start Information shown
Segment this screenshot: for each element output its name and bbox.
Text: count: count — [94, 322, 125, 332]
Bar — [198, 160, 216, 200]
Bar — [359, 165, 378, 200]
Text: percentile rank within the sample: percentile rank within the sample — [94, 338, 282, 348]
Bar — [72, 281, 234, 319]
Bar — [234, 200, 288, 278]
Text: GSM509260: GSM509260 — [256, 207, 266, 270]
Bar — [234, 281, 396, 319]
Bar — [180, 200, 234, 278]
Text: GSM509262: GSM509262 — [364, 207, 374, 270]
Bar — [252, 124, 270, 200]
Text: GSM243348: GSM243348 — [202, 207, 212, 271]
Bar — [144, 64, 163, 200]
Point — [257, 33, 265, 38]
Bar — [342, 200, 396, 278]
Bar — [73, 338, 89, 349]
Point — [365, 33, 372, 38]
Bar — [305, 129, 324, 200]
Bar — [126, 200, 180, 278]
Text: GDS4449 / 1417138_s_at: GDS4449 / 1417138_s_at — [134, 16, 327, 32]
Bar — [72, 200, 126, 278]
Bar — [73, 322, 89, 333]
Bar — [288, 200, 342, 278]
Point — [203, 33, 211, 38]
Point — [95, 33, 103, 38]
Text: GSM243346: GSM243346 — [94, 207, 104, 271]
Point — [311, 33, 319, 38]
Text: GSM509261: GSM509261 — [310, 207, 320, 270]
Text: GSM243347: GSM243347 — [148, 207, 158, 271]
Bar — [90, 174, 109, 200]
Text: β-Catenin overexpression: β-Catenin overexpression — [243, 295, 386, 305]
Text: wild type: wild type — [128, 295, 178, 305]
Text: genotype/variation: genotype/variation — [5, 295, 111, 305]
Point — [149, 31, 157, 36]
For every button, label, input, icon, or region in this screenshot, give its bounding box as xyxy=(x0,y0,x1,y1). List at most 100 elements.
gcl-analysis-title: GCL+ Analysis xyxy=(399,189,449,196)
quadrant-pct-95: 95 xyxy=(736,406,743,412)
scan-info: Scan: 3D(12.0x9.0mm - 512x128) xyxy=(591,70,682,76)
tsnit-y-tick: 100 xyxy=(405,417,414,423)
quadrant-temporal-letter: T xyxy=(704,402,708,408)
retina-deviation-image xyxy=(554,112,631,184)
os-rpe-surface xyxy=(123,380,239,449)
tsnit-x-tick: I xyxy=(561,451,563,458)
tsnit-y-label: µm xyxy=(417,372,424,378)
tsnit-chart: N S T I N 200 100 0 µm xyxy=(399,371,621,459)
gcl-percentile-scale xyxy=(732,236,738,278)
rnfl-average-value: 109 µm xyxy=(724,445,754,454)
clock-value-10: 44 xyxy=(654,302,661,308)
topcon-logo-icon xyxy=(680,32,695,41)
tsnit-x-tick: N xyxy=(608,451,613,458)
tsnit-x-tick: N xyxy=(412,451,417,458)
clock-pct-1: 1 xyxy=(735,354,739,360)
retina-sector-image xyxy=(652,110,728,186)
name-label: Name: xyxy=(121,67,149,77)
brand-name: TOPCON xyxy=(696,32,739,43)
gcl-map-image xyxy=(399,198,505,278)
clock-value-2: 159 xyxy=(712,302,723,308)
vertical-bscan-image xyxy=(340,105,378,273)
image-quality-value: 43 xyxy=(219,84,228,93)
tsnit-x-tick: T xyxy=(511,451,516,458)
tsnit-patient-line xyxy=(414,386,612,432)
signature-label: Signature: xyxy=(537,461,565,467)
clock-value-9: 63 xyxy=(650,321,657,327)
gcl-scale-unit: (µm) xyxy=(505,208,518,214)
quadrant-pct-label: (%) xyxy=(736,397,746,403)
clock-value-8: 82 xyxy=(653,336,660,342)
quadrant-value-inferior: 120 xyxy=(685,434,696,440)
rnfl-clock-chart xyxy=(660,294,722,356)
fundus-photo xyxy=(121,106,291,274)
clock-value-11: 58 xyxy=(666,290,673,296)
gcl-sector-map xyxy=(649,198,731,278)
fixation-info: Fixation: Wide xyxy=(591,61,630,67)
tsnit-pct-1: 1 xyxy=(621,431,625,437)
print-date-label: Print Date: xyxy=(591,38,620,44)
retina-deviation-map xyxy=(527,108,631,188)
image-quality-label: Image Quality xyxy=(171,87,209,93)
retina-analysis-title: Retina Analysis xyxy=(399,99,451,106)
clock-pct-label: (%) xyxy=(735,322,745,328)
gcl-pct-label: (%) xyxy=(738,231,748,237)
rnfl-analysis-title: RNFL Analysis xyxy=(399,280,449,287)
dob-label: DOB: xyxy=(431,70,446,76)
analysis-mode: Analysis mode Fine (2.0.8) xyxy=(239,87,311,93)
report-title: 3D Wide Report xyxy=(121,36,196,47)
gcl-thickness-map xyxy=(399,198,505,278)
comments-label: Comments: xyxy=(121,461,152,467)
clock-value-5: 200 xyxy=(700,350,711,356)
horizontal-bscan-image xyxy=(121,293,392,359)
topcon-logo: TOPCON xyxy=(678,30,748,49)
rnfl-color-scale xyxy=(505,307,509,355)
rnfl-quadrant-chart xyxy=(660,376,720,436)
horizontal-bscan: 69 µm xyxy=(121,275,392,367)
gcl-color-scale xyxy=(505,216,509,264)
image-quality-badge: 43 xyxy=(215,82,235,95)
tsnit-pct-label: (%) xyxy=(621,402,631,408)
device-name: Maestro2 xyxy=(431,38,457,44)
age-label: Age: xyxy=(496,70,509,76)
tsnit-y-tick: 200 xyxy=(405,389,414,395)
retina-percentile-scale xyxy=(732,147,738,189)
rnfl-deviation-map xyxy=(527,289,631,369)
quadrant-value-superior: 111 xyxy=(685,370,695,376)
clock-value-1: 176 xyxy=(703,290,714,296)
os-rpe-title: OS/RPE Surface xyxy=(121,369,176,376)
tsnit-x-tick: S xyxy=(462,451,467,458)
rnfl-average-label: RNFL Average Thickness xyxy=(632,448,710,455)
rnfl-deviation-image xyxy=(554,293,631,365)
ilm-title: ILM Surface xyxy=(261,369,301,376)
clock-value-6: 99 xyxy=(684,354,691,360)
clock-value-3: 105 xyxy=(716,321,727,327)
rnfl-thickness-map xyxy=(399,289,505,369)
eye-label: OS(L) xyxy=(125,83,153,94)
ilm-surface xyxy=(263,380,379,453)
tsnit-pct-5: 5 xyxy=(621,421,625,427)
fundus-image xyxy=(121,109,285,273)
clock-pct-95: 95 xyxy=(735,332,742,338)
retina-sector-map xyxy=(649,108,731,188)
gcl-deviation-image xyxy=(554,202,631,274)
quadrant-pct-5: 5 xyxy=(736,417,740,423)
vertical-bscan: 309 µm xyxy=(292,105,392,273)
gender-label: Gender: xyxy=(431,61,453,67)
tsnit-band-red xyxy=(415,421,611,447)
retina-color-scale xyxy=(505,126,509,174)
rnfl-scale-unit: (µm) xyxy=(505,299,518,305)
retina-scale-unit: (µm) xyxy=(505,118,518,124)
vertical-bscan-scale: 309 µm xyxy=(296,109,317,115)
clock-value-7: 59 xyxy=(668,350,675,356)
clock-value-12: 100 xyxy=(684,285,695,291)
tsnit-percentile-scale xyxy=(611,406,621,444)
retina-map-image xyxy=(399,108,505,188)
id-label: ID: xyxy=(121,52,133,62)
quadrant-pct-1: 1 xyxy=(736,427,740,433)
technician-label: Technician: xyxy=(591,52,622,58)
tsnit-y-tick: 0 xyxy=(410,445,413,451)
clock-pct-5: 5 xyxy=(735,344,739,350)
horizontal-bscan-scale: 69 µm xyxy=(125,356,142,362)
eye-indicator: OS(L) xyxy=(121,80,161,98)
end Information shown
Exercise objective
Can you reproduce, character for character, every line from the beginning of the data through the line holding "Bar — [252, 124, 270, 200]", with both of those lines included?

Output
Segment this screenshot: for each element output its name and bbox.
Text: count: count — [94, 322, 125, 332]
Bar — [198, 160, 216, 200]
Bar — [359, 165, 378, 200]
Text: percentile rank within the sample: percentile rank within the sample — [94, 338, 282, 348]
Bar — [72, 281, 234, 319]
Bar — [234, 200, 288, 278]
Text: GSM509260: GSM509260 — [256, 207, 266, 270]
Bar — [234, 281, 396, 319]
Bar — [180, 200, 234, 278]
Text: GSM509262: GSM509262 — [364, 207, 374, 270]
Bar — [252, 124, 270, 200]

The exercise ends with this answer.